[Image element box items]
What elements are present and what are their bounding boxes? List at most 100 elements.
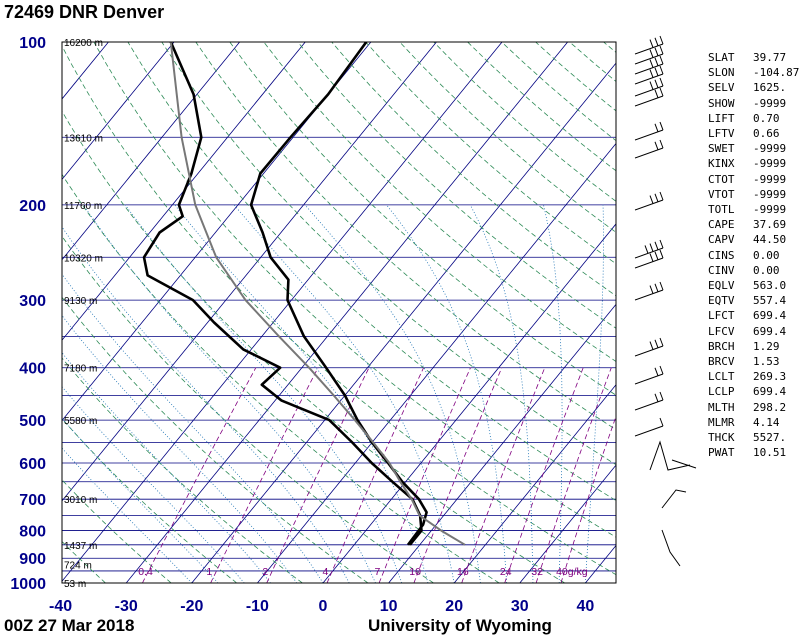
wind-barb-feather — [659, 417, 664, 427]
pressure-tick-label: 400 — [19, 361, 46, 378]
wind-barb-feather — [659, 391, 664, 401]
index-row: SELV 1625. — [708, 80, 799, 95]
wind-barb-feather — [654, 393, 659, 402]
wind-barb-feather — [654, 89, 659, 98]
temperature-tick-label: 40 — [577, 598, 595, 615]
isotherm-line — [125, 42, 568, 583]
index-name: EQTV — [708, 294, 735, 308]
wind-barb-feather — [659, 365, 664, 375]
mixing-ratio-line — [504, 367, 584, 583]
height-label: 7180 m — [64, 364, 97, 375]
index-name: SELV — [708, 81, 735, 95]
wind-barb-feather — [659, 35, 664, 45]
isotherm-line — [388, 303, 616, 583]
mixing-ratio-label: 32 — [531, 566, 543, 578]
wind-barb — [634, 85, 664, 97]
mixing-ratio-label: 7 — [375, 566, 381, 578]
wind-barb — [634, 53, 664, 65]
index-value: -9999 — [753, 96, 787, 110]
wind-barb-feather — [654, 283, 659, 292]
mixing-ratio-label: 4 — [323, 566, 329, 578]
index-name: LCLT — [708, 370, 735, 384]
wind-barb — [634, 129, 664, 141]
index-name: LIFT — [708, 111, 735, 125]
moist-adiabat — [62, 314, 298, 583]
index-row: CTOT -9999 — [708, 172, 799, 187]
index-row: KINX -9999 — [708, 156, 799, 171]
index-name: CINV — [708, 263, 735, 277]
height-label: 16200 m — [64, 38, 103, 49]
isotherm-line — [62, 42, 306, 341]
wind-barb — [634, 73, 664, 85]
index-name: MLTH — [708, 400, 735, 414]
wind-barb-feather — [659, 249, 664, 259]
index-value: 557.4 — [753, 294, 787, 308]
observation-time: 00Z 27 Mar 2018 — [4, 616, 135, 635]
isotherm-line — [257, 142, 616, 583]
index-row: LCLP 699.4 — [708, 384, 799, 399]
temperature-tick-label: 0 — [319, 598, 328, 615]
dewpoint-profile — [142, 42, 423, 546]
index-value: 699.4 — [753, 324, 787, 338]
wind-barb-feather — [654, 67, 659, 76]
temperature-tick-label: -30 — [115, 598, 138, 615]
isotherm-line — [62, 42, 503, 582]
index-name: CAPV — [708, 233, 735, 247]
wind-barb-feather — [659, 77, 664, 87]
mixing-ratio-label: 40g/kg — [556, 566, 588, 578]
pressure-tick-label: 800 — [19, 524, 46, 541]
index-row: CAPV 44.50 — [708, 232, 799, 247]
wind-barb-feather — [659, 65, 664, 75]
moist-adiabat — [469, 204, 534, 583]
index-value: 699.4 — [753, 309, 787, 323]
moist-adiabat — [543, 204, 563, 583]
index-value: 10.51 — [753, 446, 787, 460]
height-label: 5580 m — [64, 416, 97, 427]
mixing-ratio-line — [413, 367, 503, 583]
index-value: 37.69 — [753, 218, 787, 232]
wind-barb — [634, 247, 664, 259]
wind-barb — [634, 199, 664, 211]
index-value: 563.0 — [753, 279, 787, 293]
moist-adiabat — [386, 204, 508, 583]
index-name: SLON — [708, 66, 735, 80]
index-row: BRCV 1.53 — [708, 354, 799, 369]
pressure-tick-label: 900 — [19, 551, 46, 568]
index-name: EQLV — [708, 279, 735, 293]
index-name: CAPE — [708, 218, 735, 232]
pressure-tick-label: 1000 — [10, 576, 46, 593]
index-value: -9999 — [753, 142, 787, 156]
wind-barb — [634, 257, 664, 269]
index-row: CAPE 37.69 — [708, 217, 799, 232]
index-row: TOTL -9999 — [708, 202, 799, 217]
wind-barb-feather — [659, 191, 664, 201]
wind-barb-feather — [654, 367, 659, 376]
moist-adiabat — [62, 226, 350, 583]
mixing-ratio-label: 2 — [262, 566, 268, 578]
index-value: 1.53 — [753, 355, 780, 369]
index-name: BRCH — [708, 339, 735, 353]
index-name: SLAT — [708, 51, 735, 64]
wind-barb-feather — [649, 341, 654, 350]
wind-barb-feather — [654, 47, 659, 56]
index-row: THCK 5527. — [708, 430, 799, 445]
index-row: SLAT 39.77 — [708, 50, 799, 65]
pressure-tick-label: 200 — [19, 198, 46, 215]
wind-barb-feather — [654, 79, 659, 88]
moist-adiabat — [62, 352, 271, 583]
wind-barb-feather — [649, 49, 654, 58]
isotherm-line — [519, 464, 616, 583]
index-name: CTOT — [708, 172, 735, 186]
parcel-profile — [169, 42, 466, 546]
pressure-tick-label: 500 — [19, 413, 46, 430]
height-label: 724 m — [64, 561, 92, 572]
height-label: 9130 m — [64, 296, 97, 307]
mixing-ratio-label: 24 — [500, 566, 512, 578]
height-label: 13610 m — [64, 133, 103, 144]
wind-barb — [661, 489, 687, 509]
wind-barb-feather — [649, 69, 654, 78]
dry-adiabat — [62, 296, 369, 583]
wind-barb — [634, 289, 664, 301]
index-row: SWET -9999 — [708, 141, 799, 156]
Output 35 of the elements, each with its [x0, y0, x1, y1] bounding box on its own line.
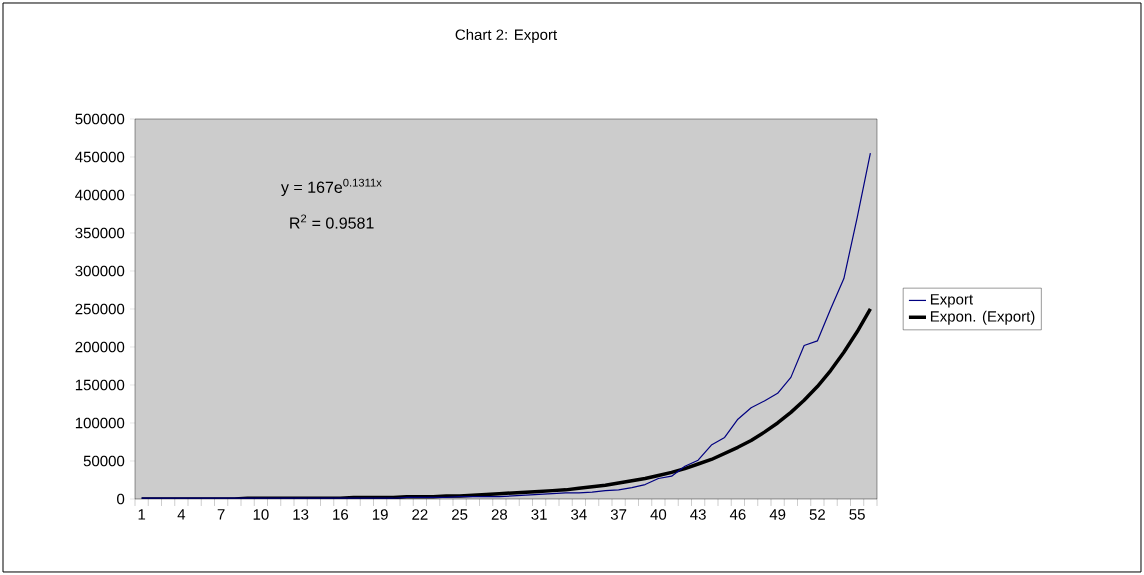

SHORT PROBLEM
Write out every line of the items above exactly as it appears, leaving out the pictures.

RESPONSE
What elements are present and what are their bounding boxes? List at most 100 elements.
wind-barb-feather — [659, 417, 664, 427]
pressure-tick-label: 400 — [19, 361, 46, 378]
wind-barb-feather — [659, 391, 664, 401]
index-row: SELV 1625. — [708, 80, 799, 95]
wind-barb-feather — [654, 393, 659, 402]
wind-barb-feather — [654, 89, 659, 98]
temperature-tick-label: 40 — [577, 598, 595, 615]
isotherm-line — [125, 42, 568, 583]
index-name: EQTV — [708, 294, 735, 308]
wind-barb-feather — [659, 365, 664, 375]
mixing-ratio-line — [504, 367, 584, 583]
height-label: 7180 m — [64, 364, 97, 375]
index-name: SELV — [708, 81, 735, 95]
wind-barb-feather — [659, 35, 664, 45]
isotherm-line — [388, 303, 616, 583]
mixing-ratio-label: 32 — [531, 566, 543, 578]
wind-barb — [634, 85, 664, 97]
mixing-ratio-label: 7 — [375, 566, 381, 578]
wind-barb — [634, 53, 664, 65]
index-value: -9999 — [753, 96, 787, 110]
wind-barb-feather — [654, 283, 659, 292]
mixing-ratio-label: 4 — [323, 566, 329, 578]
index-name: LCLT — [708, 370, 735, 384]
wind-barb — [634, 129, 664, 141]
index-name: LIFT — [708, 111, 735, 125]
moist-adiabat — [62, 314, 298, 583]
index-row: CTOT -9999 — [708, 172, 799, 187]
index-row: KINX -9999 — [708, 156, 799, 171]
index-name: CINV — [708, 263, 735, 277]
height-label: 16200 m — [64, 38, 103, 49]
isotherm-line — [62, 42, 306, 341]
wind-barb — [634, 73, 664, 85]
index-name: MLTH — [708, 400, 735, 414]
wind-barb-feather — [659, 249, 664, 259]
index-value: 557.4 — [753, 294, 787, 308]
observation-time: 00Z 27 Mar 2018 — [4, 616, 135, 635]
isotherm-line — [257, 142, 616, 583]
index-row: LCLP 699.4 — [708, 384, 799, 399]
temperature-tick-label: 0 — [319, 598, 328, 615]
dewpoint-profile — [142, 42, 423, 546]
index-value: 699.4 — [753, 324, 787, 338]
wind-barb-feather — [654, 67, 659, 76]
temperature-tick-label: -30 — [115, 598, 138, 615]
isotherm-line — [62, 42, 503, 582]
index-name: CAPV — [708, 233, 735, 247]
wind-barb-feather — [659, 77, 664, 87]
mixing-ratio-label: 40g/kg — [556, 566, 588, 578]
pressure-tick-label: 800 — [19, 524, 46, 541]
index-row: CAPV 44.50 — [708, 232, 799, 247]
wind-barb-feather — [659, 65, 664, 75]
moist-adiabat — [469, 204, 534, 583]
index-value: 699.4 — [753, 309, 787, 323]
moist-adiabat — [543, 204, 563, 583]
index-value: 10.51 — [753, 446, 787, 460]
height-label: 5580 m — [64, 416, 97, 427]
mixing-ratio-line — [413, 367, 503, 583]
index-value: 37.69 — [753, 218, 787, 232]
wind-barb — [634, 247, 664, 259]
wind-barb — [634, 199, 664, 211]
index-value: 563.0 — [753, 279, 787, 293]
moist-adiabat — [386, 204, 508, 583]
index-name: SLON — [708, 66, 735, 80]
index-row: BRCV 1.53 — [708, 354, 799, 369]
pressure-tick-label: 900 — [19, 551, 46, 568]
index-name: EQLV — [708, 279, 735, 293]
index-name: CAPE — [708, 218, 735, 232]
pressure-tick-label: 1000 — [10, 576, 46, 593]
index-value: -9999 — [753, 142, 787, 156]
wind-barb — [634, 257, 664, 269]
index-row: CAPE 37.69 — [708, 217, 799, 232]
index-row: TOTL -9999 — [708, 202, 799, 217]
wind-barb-feather — [659, 191, 664, 201]
wind-barb-feather — [654, 367, 659, 376]
moist-adiabat — [62, 226, 350, 583]
mixing-ratio-label: 2 — [262, 566, 268, 578]
index-value: 1.53 — [753, 355, 780, 369]
index-name: BRCH — [708, 339, 735, 353]
index-name: SLAT — [708, 51, 735, 64]
wind-barb-feather — [649, 341, 654, 350]
wind-barb-feather — [654, 47, 659, 56]
index-row: THCK 5527. — [708, 430, 799, 445]
index-row: SLAT 39.77 — [708, 50, 799, 65]
pressure-tick-label: 200 — [19, 198, 46, 215]
wind-barb-feather — [654, 79, 659, 88]
moist-adiabat — [62, 352, 271, 583]
wind-barb-feather — [649, 49, 654, 58]
isotherm-line — [519, 464, 616, 583]
index-name: CTOT — [708, 172, 735, 186]
parcel-profile — [169, 42, 466, 546]
pressure-tick-label: 500 — [19, 413, 46, 430]
height-label: 724 m — [64, 561, 92, 572]
height-label: 9130 m — [64, 296, 97, 307]
mixing-ratio-label: 24 — [500, 566, 512, 578]
height-label: 13610 m — [64, 133, 103, 144]
wind-barb — [661, 489, 687, 509]
wind-barb-feather — [649, 69, 654, 78]
dry-adiabat — [62, 296, 369, 583]
wind-barb — [634, 289, 664, 301]
index-row: SWET -9999 — [708, 141, 799, 156]
Output 35 of the elements, each with its [x0, y0, x1, y1] bounding box on its own line.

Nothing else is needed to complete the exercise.